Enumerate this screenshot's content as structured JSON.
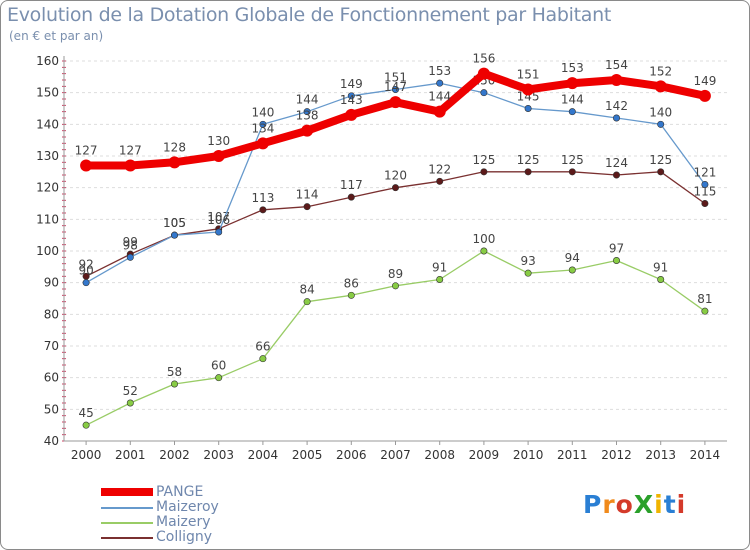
{
  "chart_data": {
    "type": "line",
    "title": "Evolution de la Dotation Globale de Fonctionnement par Habitant",
    "subtitle": "(en € et par an)",
    "categories": [
      "2000",
      "2001",
      "2002",
      "2003",
      "2004",
      "2005",
      "2006",
      "2007",
      "2008",
      "2009",
      "2010",
      "2011",
      "2012",
      "2013",
      "2014"
    ],
    "ylim": [
      40,
      160
    ],
    "yticks": [
      40,
      50,
      60,
      70,
      80,
      90,
      100,
      110,
      120,
      130,
      140,
      150,
      160
    ],
    "grid": true,
    "series": [
      {
        "name": "Maizery",
        "color": "#99cc66",
        "marker": "#88cc44",
        "width": 1.3,
        "values": [
          45,
          52,
          58,
          60,
          66,
          84,
          86,
          89,
          91,
          100,
          93,
          94,
          97,
          91,
          81
        ]
      },
      {
        "name": "Colligny",
        "color": "#7a3030",
        "marker": "#5c1a1a",
        "width": 1.3,
        "values": [
          92,
          99,
          105,
          107,
          113,
          114,
          117,
          120,
          122,
          125,
          125,
          125,
          124,
          125,
          115
        ]
      },
      {
        "name": "Maizeroy",
        "color": "#6699cc",
        "marker": "#3377cc",
        "width": 1.3,
        "values": [
          90,
          98,
          105,
          106,
          140,
          144,
          149,
          151,
          153,
          150,
          145,
          144,
          142,
          140,
          121
        ]
      },
      {
        "name": "PANGE",
        "color": "#ee0000",
        "marker": "#ee0000",
        "width": 8,
        "values": [
          127,
          127,
          128,
          130,
          134,
          138,
          143,
          147,
          144,
          156,
          151,
          153,
          154,
          152,
          149
        ]
      }
    ],
    "label_texts": {
      "Maizery": [
        "45",
        "52",
        "58",
        "60",
        "66",
        "84",
        "86",
        "89",
        "91",
        "100",
        "93",
        "94",
        "97",
        "91",
        "81"
      ],
      "Colligny": [
        "92",
        "99",
        "105",
        "107",
        "113",
        "114",
        "117",
        "120",
        "122",
        "125",
        "125",
        "125",
        "124",
        "125",
        "115"
      ],
      "Maizeroy": [
        "90",
        "98",
        "105",
        "106",
        "140",
        "144",
        "149",
        "151",
        "153",
        "150",
        "145",
        "144",
        "142",
        "140",
        "121"
      ],
      "PANGE": [
        "127",
        "127",
        "128",
        "130",
        "134",
        "138",
        "143",
        "147",
        "144",
        "156",
        "151",
        "153",
        "154",
        "152",
        "149"
      ]
    },
    "legend": [
      "PANGE",
      "Maizeroy",
      "Maizery",
      "Colligny"
    ]
  },
  "logo": {
    "text": "ProXiti",
    "letters": [
      "P",
      "r",
      "o",
      "X",
      "i",
      "t",
      "i"
    ],
    "colors": [
      "#2a7fd4",
      "#f08a1c",
      "#d43a2a",
      "#2aa02a",
      "#f0b400",
      "#2a7fd4",
      "#d43a2a"
    ]
  }
}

------------------------

**WHAT TO WORK ON:**
Only a number is wanted: how many lines contain "name"?

**FULL ANSWER:**
4